[Stored records]
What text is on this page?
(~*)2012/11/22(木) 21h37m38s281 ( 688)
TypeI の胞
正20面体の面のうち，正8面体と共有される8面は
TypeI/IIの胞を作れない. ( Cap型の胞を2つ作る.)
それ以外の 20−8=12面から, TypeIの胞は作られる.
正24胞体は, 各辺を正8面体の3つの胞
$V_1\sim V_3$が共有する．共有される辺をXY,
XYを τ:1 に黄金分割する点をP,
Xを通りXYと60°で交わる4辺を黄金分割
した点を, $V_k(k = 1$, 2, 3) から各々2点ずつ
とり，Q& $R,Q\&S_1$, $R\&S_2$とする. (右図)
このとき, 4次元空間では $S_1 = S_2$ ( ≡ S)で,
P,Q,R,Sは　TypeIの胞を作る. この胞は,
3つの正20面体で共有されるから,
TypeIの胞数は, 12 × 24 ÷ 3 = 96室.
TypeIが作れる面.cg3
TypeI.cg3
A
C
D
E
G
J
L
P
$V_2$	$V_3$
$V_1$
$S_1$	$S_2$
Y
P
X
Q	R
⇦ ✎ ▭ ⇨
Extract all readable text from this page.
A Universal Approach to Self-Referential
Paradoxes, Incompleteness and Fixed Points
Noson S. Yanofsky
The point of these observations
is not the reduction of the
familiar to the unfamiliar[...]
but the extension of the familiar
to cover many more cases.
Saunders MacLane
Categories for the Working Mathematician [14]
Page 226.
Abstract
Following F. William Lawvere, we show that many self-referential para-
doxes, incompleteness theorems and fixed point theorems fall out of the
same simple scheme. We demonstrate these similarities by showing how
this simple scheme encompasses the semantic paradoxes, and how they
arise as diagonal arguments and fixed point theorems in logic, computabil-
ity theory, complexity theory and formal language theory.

» PROBLEM REQUIREMENTS:
Take the entries above and copy them out exactly.

» FINAL ANSWER:
What text is on this page?
(~*)2012/11/22(木) 21h37m38s281 ( 688)
TypeI の胞
正20面体の面のうち，正8面体と共有される8面は
TypeI/IIの胞を作れない. ( Cap型の胞を2つ作る.)
それ以外の 20−8=12面から, TypeIの胞は作られる.
正24胞体は, 各辺を正8面体の3つの胞
$V_1\sim V_3$が共有する．共有される辺をXY,
XYを τ:1 に黄金分割する点をP,
Xを通りXYと60°で交わる4辺を黄金分割
した点を, $V_k(k = 1$, 2, 3) から各々2点ずつ
とり，Q& $R,Q\&S_1$, $R\&S_2$とする. (右図)
このとき, 4次元空間では $S_1 = S_2$ ( ≡ S)で,
P,Q,R,Sは　TypeIの胞を作る. この胞は,
3つの正20面体で共有されるから,
TypeIの胞数は, 12 × 24 ÷ 3 = 96室.
TypeIが作れる面.cg3
TypeI.cg3
A
C
D
E
G
J
L
P
$V_2$	$V_3$
$V_1$
$S_1$	$S_2$
Y
P
X
Q	R
⇦ ✎ ▭ ⇨
Extract all readable text from this page.
A Universal Approach to Self-Referential
Paradoxes, Incompleteness and Fixed Points
Noson S. Yanofsky
The point of these observations
is not the reduction of the
familiar to the unfamiliar[...]
but the extension of the familiar
to cover many more cases.
Saunders MacLane
Categories for the Working Mathematician [14]
Page 226.
Abstract
Following F. William Lawvere, we show that many self-referential para-
doxes, incompleteness theorems and fixed point theorems fall out of the
same simple scheme. We demonstrate these similarities by showing how
this simple scheme encompasses the semantic paradoxes, and how they
arise as diagonal arguments and fixed point theorems in logic, computabil-
ity theory, complexity theory and formal language theory.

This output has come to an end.